SET TASK | Each line should be copied exactly.

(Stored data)
──────────────────────────────

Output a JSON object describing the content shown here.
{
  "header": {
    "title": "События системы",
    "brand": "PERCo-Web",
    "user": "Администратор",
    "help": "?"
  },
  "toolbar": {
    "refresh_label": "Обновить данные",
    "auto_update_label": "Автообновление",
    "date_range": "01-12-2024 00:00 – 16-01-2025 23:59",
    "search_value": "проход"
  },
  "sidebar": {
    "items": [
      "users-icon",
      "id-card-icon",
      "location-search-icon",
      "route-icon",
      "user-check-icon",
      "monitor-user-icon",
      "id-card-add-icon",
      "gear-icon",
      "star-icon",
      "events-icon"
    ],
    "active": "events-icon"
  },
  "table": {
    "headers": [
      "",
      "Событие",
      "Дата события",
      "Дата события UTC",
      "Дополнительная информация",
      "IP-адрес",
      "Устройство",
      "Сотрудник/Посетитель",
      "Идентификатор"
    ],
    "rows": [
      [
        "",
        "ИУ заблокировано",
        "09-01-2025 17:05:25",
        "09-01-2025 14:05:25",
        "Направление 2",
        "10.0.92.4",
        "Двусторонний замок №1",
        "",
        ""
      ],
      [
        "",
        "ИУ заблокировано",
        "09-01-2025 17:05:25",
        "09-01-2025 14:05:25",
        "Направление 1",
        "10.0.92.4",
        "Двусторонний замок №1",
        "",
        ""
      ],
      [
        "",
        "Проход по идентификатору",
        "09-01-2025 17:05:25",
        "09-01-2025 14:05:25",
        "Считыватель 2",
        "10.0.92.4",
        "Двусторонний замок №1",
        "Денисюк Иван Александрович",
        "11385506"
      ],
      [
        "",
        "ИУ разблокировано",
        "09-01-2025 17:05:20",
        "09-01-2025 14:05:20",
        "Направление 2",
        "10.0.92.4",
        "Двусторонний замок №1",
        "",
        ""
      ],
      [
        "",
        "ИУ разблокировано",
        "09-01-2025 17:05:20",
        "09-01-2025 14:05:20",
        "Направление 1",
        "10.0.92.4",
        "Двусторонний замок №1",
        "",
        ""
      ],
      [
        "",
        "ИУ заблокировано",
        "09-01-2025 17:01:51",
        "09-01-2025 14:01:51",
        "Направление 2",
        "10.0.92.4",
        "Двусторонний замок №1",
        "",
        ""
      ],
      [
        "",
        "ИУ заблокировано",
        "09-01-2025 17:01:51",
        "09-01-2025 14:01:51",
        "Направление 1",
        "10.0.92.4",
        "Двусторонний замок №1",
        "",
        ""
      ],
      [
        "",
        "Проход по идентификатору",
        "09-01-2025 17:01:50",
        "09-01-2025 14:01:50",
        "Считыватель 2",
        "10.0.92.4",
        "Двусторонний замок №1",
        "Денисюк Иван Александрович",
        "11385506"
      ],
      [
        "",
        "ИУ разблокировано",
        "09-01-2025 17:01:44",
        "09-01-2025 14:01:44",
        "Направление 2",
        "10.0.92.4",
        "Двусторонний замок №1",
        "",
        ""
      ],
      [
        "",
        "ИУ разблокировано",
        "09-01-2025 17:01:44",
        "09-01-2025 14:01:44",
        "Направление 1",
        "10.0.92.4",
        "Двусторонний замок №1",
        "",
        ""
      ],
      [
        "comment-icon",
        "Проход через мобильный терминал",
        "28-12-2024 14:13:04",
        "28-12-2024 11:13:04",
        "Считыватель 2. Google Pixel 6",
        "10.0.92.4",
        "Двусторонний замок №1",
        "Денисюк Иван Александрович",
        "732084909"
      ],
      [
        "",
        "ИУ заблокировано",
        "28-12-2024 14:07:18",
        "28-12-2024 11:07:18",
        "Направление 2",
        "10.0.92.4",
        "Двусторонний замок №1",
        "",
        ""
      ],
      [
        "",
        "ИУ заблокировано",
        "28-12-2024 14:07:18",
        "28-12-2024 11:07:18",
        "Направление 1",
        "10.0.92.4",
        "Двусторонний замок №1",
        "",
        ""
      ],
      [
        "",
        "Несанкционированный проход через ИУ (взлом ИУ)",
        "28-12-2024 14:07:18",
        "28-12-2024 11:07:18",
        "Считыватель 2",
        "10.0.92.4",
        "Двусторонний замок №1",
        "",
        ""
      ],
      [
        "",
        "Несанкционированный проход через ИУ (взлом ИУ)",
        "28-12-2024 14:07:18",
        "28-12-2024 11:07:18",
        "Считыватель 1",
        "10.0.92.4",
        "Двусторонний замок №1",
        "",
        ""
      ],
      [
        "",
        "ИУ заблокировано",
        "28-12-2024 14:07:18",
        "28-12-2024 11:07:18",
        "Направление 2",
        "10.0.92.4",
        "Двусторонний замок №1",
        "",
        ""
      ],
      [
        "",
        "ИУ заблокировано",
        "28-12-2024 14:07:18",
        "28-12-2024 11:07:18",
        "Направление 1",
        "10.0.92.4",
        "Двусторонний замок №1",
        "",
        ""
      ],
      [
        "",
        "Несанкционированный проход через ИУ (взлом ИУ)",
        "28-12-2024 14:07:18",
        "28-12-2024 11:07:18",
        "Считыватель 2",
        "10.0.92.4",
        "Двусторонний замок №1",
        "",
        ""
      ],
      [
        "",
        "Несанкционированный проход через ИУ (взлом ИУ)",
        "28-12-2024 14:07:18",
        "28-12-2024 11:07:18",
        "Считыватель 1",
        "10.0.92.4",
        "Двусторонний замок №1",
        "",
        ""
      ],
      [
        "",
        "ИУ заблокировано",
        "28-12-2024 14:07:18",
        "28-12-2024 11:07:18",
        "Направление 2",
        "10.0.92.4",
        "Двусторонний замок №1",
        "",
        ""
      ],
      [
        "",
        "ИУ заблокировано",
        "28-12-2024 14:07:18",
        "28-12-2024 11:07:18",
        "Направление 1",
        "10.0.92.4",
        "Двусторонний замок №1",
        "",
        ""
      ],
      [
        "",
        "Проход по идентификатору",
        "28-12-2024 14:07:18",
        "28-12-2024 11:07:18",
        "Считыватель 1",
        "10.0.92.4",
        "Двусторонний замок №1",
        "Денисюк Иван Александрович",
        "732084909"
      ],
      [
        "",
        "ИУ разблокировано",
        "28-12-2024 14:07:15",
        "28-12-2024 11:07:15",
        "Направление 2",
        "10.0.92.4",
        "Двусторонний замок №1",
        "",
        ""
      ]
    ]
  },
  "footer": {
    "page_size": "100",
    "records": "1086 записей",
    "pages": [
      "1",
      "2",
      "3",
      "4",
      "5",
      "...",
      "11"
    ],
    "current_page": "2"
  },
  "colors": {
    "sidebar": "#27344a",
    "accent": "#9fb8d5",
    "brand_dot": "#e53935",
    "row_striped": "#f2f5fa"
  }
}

──────────────────────────────

SOLUTION |
Output a JSON object describing the content shown here.
{
  "header": {
    "title": "События системы",
    "brand": "PERCo-Web",
    "user": "Администратор",
    "help": "?"
  },
  "toolbar": {
    "refresh_label": "Обновить данные",
    "auto_update_label": "Автообновление",
    "date_range": "01-12-2024 00:00 – 16-01-2025 23:59",
    "search_value": "проход"
  },
  "sidebar": {
    "items": [
      "users-icon",
      "id-card-icon",
      "location-search-icon",
      "route-icon",
      "user-check-icon",
      "monitor-user-icon",
      "id-card-add-icon",
      "gear-icon",
      "star-icon",
      "events-icon"
    ],
    "active": "events-icon"
  },
  "table": {
    "headers": [
      "",
      "Событие",
      "Дата события",
      "Дата события UTC",
      "Дополнительная информация",
      "IP-адрес",
      "Устройство",
      "Сотрудник/Посетитель",
      "Идентификатор"
    ],
    "rows": [
      [
        "",
        "ИУ заблокировано",
        "09-01-2025 17:05:25",
        "09-01-2025 14:05:25",
        "Направление 2",
        "10.0.92.4",
        "Двусторонний замок №1",
        "",
        ""
      ],
      [
        "",
        "ИУ заблокировано",
        "09-01-2025 17:05:25",
        "09-01-2025 14:05:25",
        "Направление 1",
        "10.0.92.4",
        "Двусторонний замок №1",
        "",
        ""
      ],
      [
        "",
        "Проход по идентификатору",
        "09-01-2025 17:05:25",
        "09-01-2025 14:05:25",
        "Считыватель 2",
        "10.0.92.4",
        "Двусторонний замок №1",
        "Денисюк Иван Александрович",
        "11385506"
      ],
      [
        "",
        "ИУ разблокировано",
        "09-01-2025 17:05:20",
        "09-01-2025 14:05:20",
        "Направление 2",
        "10.0.92.4",
        "Двусторонний замок №1",
        "",
        ""
      ],
      [
        "",
        "ИУ разблокировано",
        "09-01-2025 17:05:20",
        "09-01-2025 14:05:20",
        "Направление 1",
        "10.0.92.4",
        "Двусторонний замок №1",
        "",
        ""
      ],
      [
        "",
        "ИУ заблокировано",
        "09-01-2025 17:01:51",
        "09-01-2025 14:01:51",
        "Направление 2",
        "10.0.92.4",
        "Двусторонний замок №1",
        "",
        ""
      ],
      [
        "",
        "ИУ заблокировано",
        "09-01-2025 17:01:51",
        "09-01-2025 14:01:51",
        "Направление 1",
        "10.0.92.4",
        "Двусторонний замок №1",
        "",
        ""
      ],
      [
        "",
        "Проход по идентификатору",
        "09-01-2025 17:01:50",
        "09-01-2025 14:01:50",
        "Считыватель 2",
        "10.0.92.4",
        "Двусторонний замок №1",
        "Денисюк Иван Александрович",
        "11385506"
      ],
      [
        "",
        "ИУ разблокировано",
        "09-01-2025 17:01:44",
        "09-01-2025 14:01:44",
        "Направление 2",
        "10.0.92.4",
        "Двусторонний замок №1",
        "",
        ""
      ],
      [
        "",
        "ИУ разблокировано",
        "09-01-2025 17:01:44",
        "09-01-2025 14:01:44",
        "Направление 1",
        "10.0.92.4",
        "Двусторонний замок №1",
        "",
        ""
      ],
      [
        "comment-icon",
        "Проход через мобильный терминал",
        "28-12-2024 14:13:04",
        "28-12-2024 11:13:04",
        "Считыватель 2. Google Pixel 6",
        "10.0.92.4",
        "Двусторонний замок №1",
        "Денисюк Иван Александрович",
        "732084909"
      ],
      [
        "",
        "ИУ заблокировано",
        "28-12-2024 14:07:18",
        "28-12-2024 11:07:18",
        "Направление 2",
        "10.0.92.4",
        "Двусторонний замок №1",
        "",
        ""
      ],
      [
        "",
        "ИУ заблокировано",
        "28-12-2024 14:07:18",
        "28-12-2024 11:07:18",
        "Направление 1",
        "10.0.92.4",
        "Двусторонний замок №1",
        "",
        ""
      ],
      [
        "",
        "Несанкционированный проход через ИУ (взлом ИУ)",
        "28-12-2024 14:07:18",
        "28-12-2024 11:07:18",
        "Считыватель 2",
        "10.0.92.4",
        "Двусторонний замок №1",
        "",
        ""
      ],
      [
        "",
        "Несанкционированный проход через ИУ (взлом ИУ)",
        "28-12-2024 14:07:18",
        "28-12-2024 11:07:18",
        "Считыватель 1",
        "10.0.92.4",
        "Двусторонний замок №1",
        "",
        ""
      ],
      [
        "",
        "ИУ заблокировано",
        "28-12-2024 14:07:18",
        "28-12-2024 11:07:18",
        "Направление 2",
        "10.0.92.4",
        "Двусторонний замок №1",
        "",
        ""
      ],
      [
        "",
        "ИУ заблокировано",
        "28-12-2024 14:07:18",
        "28-12-2024 11:07:18",
        "Направление 1",
        "10.0.92.4",
        "Двусторонний замок №1",
        "",
        ""
      ],
      [
        "",
        "Несанкционированный проход через ИУ (взлом ИУ)",
        "28-12-2024 14:07:18",
        "28-12-2024 11:07:18",
        "Считыватель 2",
        "10.0.92.4",
        "Двусторонний замок №1",
        "",
        ""
      ],
      [
        "",
        "Несанкционированный проход через ИУ (взлом ИУ)",
        "28-12-2024 14:07:18",
        "28-12-2024 11:07:18",
        "Считыватель 1",
        "10.0.92.4",
        "Двусторонний замок №1",
        "",
        ""
      ],
      [
        "",
        "ИУ заблокировано",
        "28-12-2024 14:07:18",
        "28-12-2024 11:07:18",
        "Направление 2",
        "10.0.92.4",
        "Двусторонний замок №1",
        "",
        ""
      ],
      [
        "",
        "ИУ заблокировано",
        "28-12-2024 14:07:18",
        "28-12-2024 11:07:18",
        "Направление 1",
        "10.0.92.4",
        "Двусторонний замок №1",
        "",
        ""
      ],
      [
        "",
        "Проход по идентификатору",
        "28-12-2024 14:07:18",
        "28-12-2024 11:07:18",
        "Считыватель 1",
        "10.0.92.4",
        "Двусторонний замок №1",
        "Денисюк Иван Александрович",
        "732084909"
      ],
      [
        "",
        "ИУ разблокировано",
        "28-12-2024 14:07:15",
        "28-12-2024 11:07:15",
        "Направление 2",
        "10.0.92.4",
        "Двусторонний замок №1",
        "",
        ""
      ]
    ]
  },
  "footer": {
    "page_size": "100",
    "records": "1086 записей",
    "pages": [
      "1",
      "2",
      "3",
      "4",
      "5",
      "...",
      "11"
    ],
    "current_page": "2"
  },
  "colors": {
    "sidebar": "#27344a",
    "accent": "#9fb8d5",
    "brand_dot": "#e53935",
    "row_striped": "#f2f5fa"
  }
}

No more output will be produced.